WHAT THE EXERCISE ASKS: Reproduce each line exactly.
****************
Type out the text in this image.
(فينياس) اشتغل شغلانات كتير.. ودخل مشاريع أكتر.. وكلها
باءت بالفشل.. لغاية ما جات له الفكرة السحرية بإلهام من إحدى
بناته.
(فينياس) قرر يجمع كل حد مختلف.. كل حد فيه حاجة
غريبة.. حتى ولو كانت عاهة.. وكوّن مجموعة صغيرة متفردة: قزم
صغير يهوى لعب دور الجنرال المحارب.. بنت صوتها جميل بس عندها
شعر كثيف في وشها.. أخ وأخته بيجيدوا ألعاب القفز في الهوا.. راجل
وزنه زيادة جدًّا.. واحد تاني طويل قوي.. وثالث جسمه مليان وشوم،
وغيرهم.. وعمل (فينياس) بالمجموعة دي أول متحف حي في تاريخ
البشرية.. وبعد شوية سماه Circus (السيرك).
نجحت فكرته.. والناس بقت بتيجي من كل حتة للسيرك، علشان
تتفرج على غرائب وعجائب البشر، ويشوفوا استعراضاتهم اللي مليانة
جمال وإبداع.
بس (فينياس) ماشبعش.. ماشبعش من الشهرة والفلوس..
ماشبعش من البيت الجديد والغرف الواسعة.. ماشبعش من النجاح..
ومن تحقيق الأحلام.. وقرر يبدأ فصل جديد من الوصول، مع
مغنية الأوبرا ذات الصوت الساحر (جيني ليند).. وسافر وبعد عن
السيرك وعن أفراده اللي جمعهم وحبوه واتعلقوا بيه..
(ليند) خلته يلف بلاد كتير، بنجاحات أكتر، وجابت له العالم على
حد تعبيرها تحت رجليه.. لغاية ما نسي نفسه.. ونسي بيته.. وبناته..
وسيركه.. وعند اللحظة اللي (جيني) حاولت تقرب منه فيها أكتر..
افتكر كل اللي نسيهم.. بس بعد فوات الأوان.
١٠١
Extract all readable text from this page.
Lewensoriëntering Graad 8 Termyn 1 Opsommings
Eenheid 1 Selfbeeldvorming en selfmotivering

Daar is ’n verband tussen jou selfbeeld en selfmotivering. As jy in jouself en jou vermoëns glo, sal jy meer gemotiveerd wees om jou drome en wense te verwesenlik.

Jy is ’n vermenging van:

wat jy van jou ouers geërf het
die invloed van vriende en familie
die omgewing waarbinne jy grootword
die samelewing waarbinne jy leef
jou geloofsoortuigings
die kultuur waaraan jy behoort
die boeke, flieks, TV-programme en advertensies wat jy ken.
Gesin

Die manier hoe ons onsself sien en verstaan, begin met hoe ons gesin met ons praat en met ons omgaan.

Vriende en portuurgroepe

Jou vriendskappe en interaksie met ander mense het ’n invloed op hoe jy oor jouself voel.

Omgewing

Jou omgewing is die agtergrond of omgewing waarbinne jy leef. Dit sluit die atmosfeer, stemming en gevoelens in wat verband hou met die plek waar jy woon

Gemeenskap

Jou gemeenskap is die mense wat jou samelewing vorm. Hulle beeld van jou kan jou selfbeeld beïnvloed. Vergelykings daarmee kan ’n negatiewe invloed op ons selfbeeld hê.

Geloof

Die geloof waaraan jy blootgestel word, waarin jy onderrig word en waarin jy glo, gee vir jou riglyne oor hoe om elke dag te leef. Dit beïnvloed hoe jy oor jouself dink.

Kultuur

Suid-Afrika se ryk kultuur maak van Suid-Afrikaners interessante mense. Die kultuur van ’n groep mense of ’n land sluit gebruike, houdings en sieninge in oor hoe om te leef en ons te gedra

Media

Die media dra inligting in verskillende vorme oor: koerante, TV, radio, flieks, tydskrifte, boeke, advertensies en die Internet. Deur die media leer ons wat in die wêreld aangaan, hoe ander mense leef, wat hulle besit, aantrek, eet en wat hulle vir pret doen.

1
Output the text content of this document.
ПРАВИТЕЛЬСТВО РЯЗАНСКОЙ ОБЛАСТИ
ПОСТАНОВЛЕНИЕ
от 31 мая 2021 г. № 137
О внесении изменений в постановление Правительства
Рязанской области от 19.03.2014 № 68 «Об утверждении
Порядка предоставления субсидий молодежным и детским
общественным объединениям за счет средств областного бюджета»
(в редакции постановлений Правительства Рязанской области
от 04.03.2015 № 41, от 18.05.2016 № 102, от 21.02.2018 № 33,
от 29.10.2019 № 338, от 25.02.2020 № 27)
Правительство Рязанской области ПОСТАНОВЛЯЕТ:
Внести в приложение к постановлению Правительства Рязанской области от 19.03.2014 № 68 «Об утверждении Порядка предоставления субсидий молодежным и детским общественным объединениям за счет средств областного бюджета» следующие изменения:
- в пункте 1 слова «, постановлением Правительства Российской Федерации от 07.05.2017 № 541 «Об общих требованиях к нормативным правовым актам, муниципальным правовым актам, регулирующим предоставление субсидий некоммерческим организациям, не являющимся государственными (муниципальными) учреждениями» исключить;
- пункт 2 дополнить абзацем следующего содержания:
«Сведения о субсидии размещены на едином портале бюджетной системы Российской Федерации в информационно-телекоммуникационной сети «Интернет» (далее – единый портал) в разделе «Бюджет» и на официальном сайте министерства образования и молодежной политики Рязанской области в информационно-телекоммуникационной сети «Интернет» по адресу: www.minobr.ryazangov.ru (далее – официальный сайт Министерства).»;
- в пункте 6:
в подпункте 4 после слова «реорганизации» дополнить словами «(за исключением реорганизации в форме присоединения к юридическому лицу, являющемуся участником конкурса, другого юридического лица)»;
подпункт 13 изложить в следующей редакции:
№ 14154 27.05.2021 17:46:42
****************
TASK RESPONSE:
Type out the text in this image.
(فينياس) اشتغل شغلانات كتير.. ودخل مشاريع أكتر.. وكلها
باءت بالفشل.. لغاية ما جات له الفكرة السحرية بإلهام من إحدى
بناته.
(فينياس) قرر يجمع كل حد مختلف.. كل حد فيه حاجة
غريبة.. حتى ولو كانت عاهة.. وكوّن مجموعة صغيرة متفردة: قزم
صغير يهوى لعب دور الجنرال المحارب.. بنت صوتها جميل بس عندها
شعر كثيف في وشها.. أخ وأخته بيجيدوا ألعاب القفز في الهوا.. راجل
وزنه زيادة جدًّا.. واحد تاني طويل قوي.. وثالث جسمه مليان وشوم،
وغيرهم.. وعمل (فينياس) بالمجموعة دي أول متحف حي في تاريخ
البشرية.. وبعد شوية سماه Circus (السيرك).
نجحت فكرته.. والناس بقت بتيجي من كل حتة للسيرك، علشان
تتفرج على غرائب وعجائب البشر، ويشوفوا استعراضاتهم اللي مليانة
جمال وإبداع.
بس (فينياس) ماشبعش.. ماشبعش من الشهرة والفلوس..
ماشبعش من البيت الجديد والغرف الواسعة.. ماشبعش من النجاح..
ومن تحقيق الأحلام.. وقرر يبدأ فصل جديد من الوصول، مع
مغنية الأوبرا ذات الصوت الساحر (جيني ليند).. وسافر وبعد عن
السيرك وعن أفراده اللي جمعهم وحبوه واتعلقوا بيه..
(ليند) خلته يلف بلاد كتير، بنجاحات أكتر، وجابت له العالم على
حد تعبيرها تحت رجليه.. لغاية ما نسي نفسه.. ونسي بيته.. وبناته..
وسيركه.. وعند اللحظة اللي (جيني) حاولت تقرب منه فيها أكتر..
افتكر كل اللي نسيهم.. بس بعد فوات الأوان.
١٠١
Extract all readable text from this page.
Lewensoriëntering Graad 8 Termyn 1 Opsommings
Eenheid 1 Selfbeeldvorming en selfmotivering

Daar is ’n verband tussen jou selfbeeld en selfmotivering. As jy in jouself en jou vermoëns glo, sal jy meer gemotiveerd wees om jou drome en wense te verwesenlik.

Jy is ’n vermenging van:

wat jy van jou ouers geërf het
die invloed van vriende en familie
die omgewing waarbinne jy grootword
die samelewing waarbinne jy leef
jou geloofsoortuigings
die kultuur waaraan jy behoort
die boeke, flieks, TV-programme en advertensies wat jy ken.
Gesin

Die manier hoe ons onsself sien en verstaan, begin met hoe ons gesin met ons praat en met ons omgaan.

Vriende en portuurgroepe

Jou vriendskappe en interaksie met ander mense het ’n invloed op hoe jy oor jouself voel.

Omgewing

Jou omgewing is die agtergrond of omgewing waarbinne jy leef. Dit sluit die atmosfeer, stemming en gevoelens in wat verband hou met die plek waar jy woon

Gemeenskap

Jou gemeenskap is die mense wat jou samelewing vorm. Hulle beeld van jou kan jou selfbeeld beïnvloed. Vergelykings daarmee kan ’n negatiewe invloed op ons selfbeeld hê.

Geloof

Die geloof waaraan jy blootgestel word, waarin jy onderrig word en waarin jy glo, gee vir jou riglyne oor hoe om elke dag te leef. Dit beïnvloed hoe jy oor jouself dink.

Kultuur

Suid-Afrika se ryk kultuur maak van Suid-Afrikaners interessante mense. Die kultuur van ’n groep mense of ’n land sluit gebruike, houdings en sieninge in oor hoe om te leef en ons te gedra

Media

Die media dra inligting in verskillende vorme oor: koerante, TV, radio, flieks, tydskrifte, boeke, advertensies en die Internet. Deur die media leer ons wat in die wêreld aangaan, hoe ander mense leef, wat hulle besit, aantrek, eet en wat hulle vir pret doen.

1
Output the text content of this document.
ПРАВИТЕЛЬСТВО РЯЗАНСКОЙ ОБЛАСТИ
ПОСТАНОВЛЕНИЕ
от 31 мая 2021 г. № 137
О внесении изменений в постановление Правительства
Рязанской области от 19.03.2014 № 68 «Об утверждении
Порядка предоставления субсидий молодежным и детским
общественным объединениям за счет средств областного бюджета»
(в редакции постановлений Правительства Рязанской области
от 04.03.2015 № 41, от 18.05.2016 № 102, от 21.02.2018 № 33,
от 29.10.2019 № 338, от 25.02.2020 № 27)
Правительство Рязанской области ПОСТАНОВЛЯЕТ:
Внести в приложение к постановлению Правительства Рязанской области от 19.03.2014 № 68 «Об утверждении Порядка предоставления субсидий молодежным и детским общественным объединениям за счет средств областного бюджета» следующие изменения:
- в пункте 1 слова «, постановлением Правительства Российской Федерации от 07.05.2017 № 541 «Об общих требованиях к нормативным правовым актам, муниципальным правовым актам, регулирующим предоставление субсидий некоммерческим организациям, не являющимся государственными (муниципальными) учреждениями» исключить;
- пункт 2 дополнить абзацем следующего содержания:
«Сведения о субсидии размещены на едином портале бюджетной системы Российской Федерации в информационно-телекоммуникационной сети «Интернет» (далее – единый портал) в разделе «Бюджет» и на официальном сайте министерства образования и молодежной политики Рязанской области в информационно-телекоммуникационной сети «Интернет» по адресу: www.minobr.ryazangov.ru (далее – официальный сайт Министерства).»;
- в пункте 6:
в подпункте 4 после слова «реорганизации» дополнить словами «(за исключением реорганизации в форме присоединения к юридическому лицу, являющемуся участником конкурса, другого юридического лица)»;
подпункт 13 изложить в следующей редакции:
№ 14154 27.05.2021 17:46:42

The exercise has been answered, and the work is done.